▶ _Task statement_
Determine how many lines carry the word "this". Output that number only.

Extracts from a graphics dataset

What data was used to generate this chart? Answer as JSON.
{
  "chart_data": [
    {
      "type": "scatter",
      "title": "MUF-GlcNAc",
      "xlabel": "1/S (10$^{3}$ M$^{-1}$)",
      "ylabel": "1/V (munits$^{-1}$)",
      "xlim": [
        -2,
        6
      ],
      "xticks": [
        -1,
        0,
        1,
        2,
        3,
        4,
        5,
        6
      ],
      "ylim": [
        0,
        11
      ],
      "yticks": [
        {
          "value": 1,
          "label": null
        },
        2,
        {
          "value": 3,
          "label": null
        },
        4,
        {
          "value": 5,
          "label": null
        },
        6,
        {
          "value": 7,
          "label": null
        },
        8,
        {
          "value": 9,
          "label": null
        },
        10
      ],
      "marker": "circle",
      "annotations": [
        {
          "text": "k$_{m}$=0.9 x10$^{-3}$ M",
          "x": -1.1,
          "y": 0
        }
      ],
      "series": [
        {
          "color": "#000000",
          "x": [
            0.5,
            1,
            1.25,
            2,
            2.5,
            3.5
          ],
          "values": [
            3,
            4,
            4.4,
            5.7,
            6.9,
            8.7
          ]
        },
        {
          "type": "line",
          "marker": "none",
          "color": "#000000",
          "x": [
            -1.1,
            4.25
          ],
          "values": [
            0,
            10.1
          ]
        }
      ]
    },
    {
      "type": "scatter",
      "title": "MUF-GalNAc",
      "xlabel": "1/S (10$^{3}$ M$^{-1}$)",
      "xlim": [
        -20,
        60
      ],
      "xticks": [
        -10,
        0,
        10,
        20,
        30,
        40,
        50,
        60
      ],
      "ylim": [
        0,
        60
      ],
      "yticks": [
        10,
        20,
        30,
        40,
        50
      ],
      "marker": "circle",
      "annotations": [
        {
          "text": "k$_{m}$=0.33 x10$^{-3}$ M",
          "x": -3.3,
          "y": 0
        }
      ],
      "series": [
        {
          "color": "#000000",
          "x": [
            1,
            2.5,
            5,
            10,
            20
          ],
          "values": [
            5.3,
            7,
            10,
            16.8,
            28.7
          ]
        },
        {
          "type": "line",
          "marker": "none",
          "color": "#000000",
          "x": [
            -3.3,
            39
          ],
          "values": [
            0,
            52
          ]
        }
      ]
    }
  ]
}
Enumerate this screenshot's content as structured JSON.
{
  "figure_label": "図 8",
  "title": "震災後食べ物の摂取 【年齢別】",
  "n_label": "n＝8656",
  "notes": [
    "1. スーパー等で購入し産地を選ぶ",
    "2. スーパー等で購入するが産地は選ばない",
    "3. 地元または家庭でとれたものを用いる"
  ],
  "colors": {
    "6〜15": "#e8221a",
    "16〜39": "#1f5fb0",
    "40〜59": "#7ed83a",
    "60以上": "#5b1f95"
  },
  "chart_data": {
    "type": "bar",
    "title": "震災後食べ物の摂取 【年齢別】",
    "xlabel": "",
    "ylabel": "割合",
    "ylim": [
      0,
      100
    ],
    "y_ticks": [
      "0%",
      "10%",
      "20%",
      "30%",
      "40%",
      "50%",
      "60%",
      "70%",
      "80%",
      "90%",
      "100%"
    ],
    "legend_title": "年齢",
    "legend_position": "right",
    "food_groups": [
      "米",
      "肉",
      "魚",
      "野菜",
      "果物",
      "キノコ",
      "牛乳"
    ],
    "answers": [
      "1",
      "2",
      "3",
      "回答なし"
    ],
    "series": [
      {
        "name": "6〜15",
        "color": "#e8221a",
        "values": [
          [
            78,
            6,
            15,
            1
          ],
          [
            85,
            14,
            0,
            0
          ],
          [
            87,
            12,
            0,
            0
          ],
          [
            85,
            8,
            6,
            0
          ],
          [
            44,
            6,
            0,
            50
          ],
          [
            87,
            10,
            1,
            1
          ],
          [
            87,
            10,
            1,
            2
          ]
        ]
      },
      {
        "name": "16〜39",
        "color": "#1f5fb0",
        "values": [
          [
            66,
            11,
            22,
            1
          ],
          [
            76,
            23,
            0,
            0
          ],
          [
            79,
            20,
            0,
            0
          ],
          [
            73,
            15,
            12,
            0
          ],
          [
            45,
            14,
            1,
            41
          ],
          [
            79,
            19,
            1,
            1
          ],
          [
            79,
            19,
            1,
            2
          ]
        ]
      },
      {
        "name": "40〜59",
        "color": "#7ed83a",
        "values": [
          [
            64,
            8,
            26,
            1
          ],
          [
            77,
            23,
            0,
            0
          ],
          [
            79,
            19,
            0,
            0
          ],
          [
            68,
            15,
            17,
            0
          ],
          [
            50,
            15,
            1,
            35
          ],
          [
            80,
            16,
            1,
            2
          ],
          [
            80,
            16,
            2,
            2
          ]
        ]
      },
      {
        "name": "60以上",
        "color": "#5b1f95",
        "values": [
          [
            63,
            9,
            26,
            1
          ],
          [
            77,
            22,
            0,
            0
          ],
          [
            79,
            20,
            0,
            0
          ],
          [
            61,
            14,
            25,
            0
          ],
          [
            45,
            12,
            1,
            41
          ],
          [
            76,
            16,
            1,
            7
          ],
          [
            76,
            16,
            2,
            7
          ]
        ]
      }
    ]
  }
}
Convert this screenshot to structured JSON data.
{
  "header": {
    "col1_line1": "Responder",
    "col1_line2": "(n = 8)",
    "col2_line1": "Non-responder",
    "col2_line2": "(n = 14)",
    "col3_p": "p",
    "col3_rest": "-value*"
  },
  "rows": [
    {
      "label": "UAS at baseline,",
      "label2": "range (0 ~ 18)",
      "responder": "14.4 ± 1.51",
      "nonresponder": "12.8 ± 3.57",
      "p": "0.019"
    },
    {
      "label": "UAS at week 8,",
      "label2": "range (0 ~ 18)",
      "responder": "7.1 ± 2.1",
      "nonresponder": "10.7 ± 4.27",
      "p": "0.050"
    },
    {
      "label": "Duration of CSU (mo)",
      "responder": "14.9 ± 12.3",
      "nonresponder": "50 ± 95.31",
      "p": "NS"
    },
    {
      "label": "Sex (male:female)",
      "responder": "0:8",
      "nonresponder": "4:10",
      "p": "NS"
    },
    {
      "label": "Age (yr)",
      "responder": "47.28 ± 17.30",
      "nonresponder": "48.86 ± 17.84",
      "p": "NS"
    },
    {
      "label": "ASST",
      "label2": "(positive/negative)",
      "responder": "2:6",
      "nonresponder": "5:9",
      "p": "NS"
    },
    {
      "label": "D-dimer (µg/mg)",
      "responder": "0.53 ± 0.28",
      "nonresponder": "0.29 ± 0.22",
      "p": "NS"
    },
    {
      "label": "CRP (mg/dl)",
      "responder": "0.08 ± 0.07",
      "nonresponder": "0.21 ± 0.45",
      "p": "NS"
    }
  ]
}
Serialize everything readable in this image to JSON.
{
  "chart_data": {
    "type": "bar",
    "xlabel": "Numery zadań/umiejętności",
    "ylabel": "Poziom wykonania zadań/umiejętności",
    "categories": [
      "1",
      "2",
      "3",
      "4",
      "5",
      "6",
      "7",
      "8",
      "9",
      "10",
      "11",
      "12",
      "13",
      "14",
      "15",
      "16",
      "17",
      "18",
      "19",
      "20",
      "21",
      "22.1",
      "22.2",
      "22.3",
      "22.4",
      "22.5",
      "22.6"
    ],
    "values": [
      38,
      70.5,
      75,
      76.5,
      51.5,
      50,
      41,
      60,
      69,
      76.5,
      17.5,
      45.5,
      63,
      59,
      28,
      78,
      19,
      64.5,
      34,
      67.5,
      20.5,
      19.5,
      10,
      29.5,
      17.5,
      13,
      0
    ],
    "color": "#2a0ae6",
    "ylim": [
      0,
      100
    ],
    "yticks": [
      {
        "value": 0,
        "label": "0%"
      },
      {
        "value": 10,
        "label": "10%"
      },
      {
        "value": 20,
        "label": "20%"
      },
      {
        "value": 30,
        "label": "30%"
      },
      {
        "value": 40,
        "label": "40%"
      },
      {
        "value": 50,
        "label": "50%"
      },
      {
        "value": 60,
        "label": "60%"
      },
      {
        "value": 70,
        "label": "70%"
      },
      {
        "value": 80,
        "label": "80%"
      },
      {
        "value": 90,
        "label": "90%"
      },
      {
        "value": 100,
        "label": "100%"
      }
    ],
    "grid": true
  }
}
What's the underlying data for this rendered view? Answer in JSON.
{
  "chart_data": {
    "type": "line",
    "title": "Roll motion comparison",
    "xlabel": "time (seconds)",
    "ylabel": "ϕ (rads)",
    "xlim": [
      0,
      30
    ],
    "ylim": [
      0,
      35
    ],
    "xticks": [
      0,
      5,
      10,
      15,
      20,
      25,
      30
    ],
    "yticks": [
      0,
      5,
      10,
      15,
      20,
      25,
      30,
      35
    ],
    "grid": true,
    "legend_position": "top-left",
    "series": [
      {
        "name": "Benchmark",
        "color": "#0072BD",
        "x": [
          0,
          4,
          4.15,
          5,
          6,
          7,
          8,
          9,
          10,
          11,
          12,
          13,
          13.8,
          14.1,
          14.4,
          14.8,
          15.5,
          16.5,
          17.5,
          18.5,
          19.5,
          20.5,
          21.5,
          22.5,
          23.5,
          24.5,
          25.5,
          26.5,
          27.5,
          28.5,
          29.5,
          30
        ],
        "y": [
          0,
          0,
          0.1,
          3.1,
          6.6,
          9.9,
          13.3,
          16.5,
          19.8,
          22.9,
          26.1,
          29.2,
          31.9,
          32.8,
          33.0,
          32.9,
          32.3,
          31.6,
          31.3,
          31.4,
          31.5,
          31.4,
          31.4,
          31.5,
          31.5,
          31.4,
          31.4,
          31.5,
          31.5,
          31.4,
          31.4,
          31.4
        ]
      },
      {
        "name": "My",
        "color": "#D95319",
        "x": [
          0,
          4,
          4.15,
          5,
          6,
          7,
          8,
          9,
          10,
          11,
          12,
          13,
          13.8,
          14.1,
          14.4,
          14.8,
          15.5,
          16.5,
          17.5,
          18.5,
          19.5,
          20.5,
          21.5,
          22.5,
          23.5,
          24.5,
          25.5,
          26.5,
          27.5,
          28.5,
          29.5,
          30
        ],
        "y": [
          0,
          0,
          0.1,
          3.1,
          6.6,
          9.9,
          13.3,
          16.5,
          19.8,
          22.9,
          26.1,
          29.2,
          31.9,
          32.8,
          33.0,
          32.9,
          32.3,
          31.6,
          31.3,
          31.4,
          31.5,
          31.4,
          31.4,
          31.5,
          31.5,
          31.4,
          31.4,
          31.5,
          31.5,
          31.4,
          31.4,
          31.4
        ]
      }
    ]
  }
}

▶ _Final result_
5